* _What the task requires_: Which lines in the records below contain the word "conditions"? Copy each one out.
## BEGIN Records supplied
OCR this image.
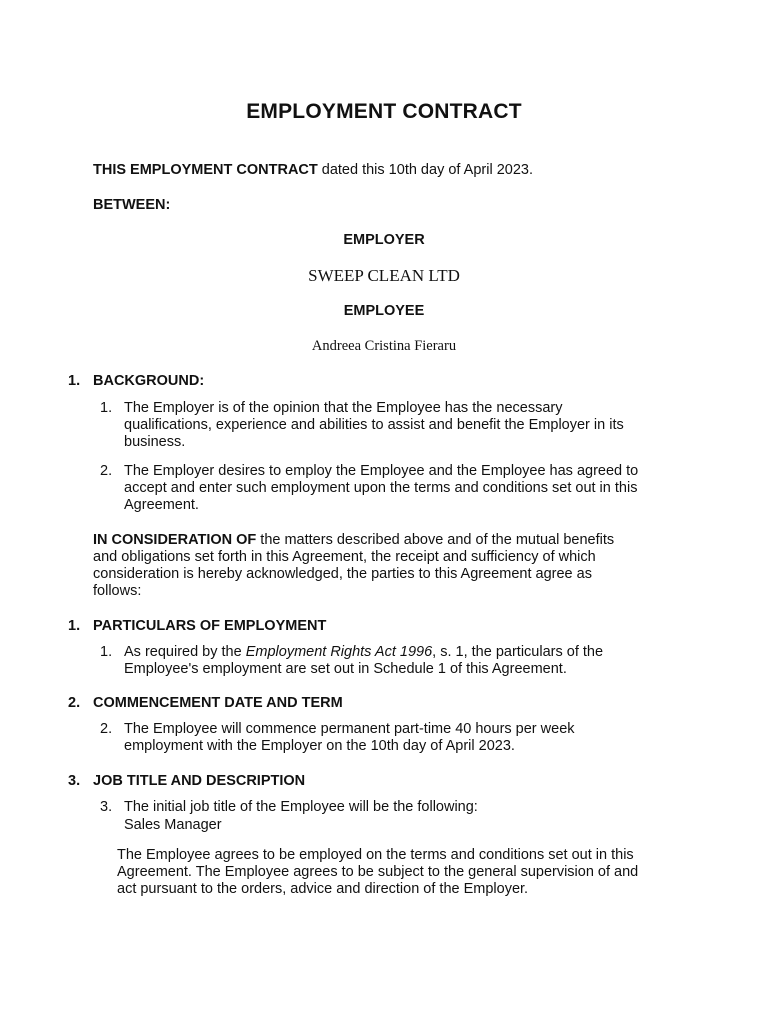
EMPLOYMENT CONTRACT
THIS EMPLOYMENT CONTRACT dated this 10th day of April 2023.
BETWEEN:
EMPLOYER
SWEEP CLEAN LTD
EMPLOYEE
Andreea Cristina Fieraru
1. BACKGROUND:
1. The Employer is of the opinion that the Employee has the necessary
qualifications, experience and abilities to assist and benefit the Employer in its
business.
2. The Employer desires to employ the Employee and the Employee has agreed to
accept and enter such employment upon the terms and conditions set out in this
Agreement.
IN CONSIDERATION OF the matters described above and of the mutual benefits
and obligations set forth in this Agreement, the receipt and sufficiency of which
consideration is hereby acknowledged, the parties to this Agreement agree as
follows:
1. PARTICULARS OF EMPLOYMENT
1. As required by the Employment Rights Act 1996, s. 1, the particulars of the
Employee's employment are set out in Schedule 1 of this Agreement.
2. COMMENCEMENT DATE AND TERM
2. The Employee will commence permanent part-time 40 hours per week
employment with the Employer on the 10th day of April 2023.
3. JOB TITLE AND DESCRIPTION
3. The initial job title of the Employee will be the following:
Sales Manager
The Employee agrees to be employed on the terms and conditions set out in this
Agreement. The Employee agrees to be subject to the general supervision of and
act pursuant to the orders, advice and direction of the Employer.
## END Records supplied
* _Answer below_:
accept and enter such employment upon the terms and conditions set out in this
The Employee agrees to be employed on the terms and conditions set out in this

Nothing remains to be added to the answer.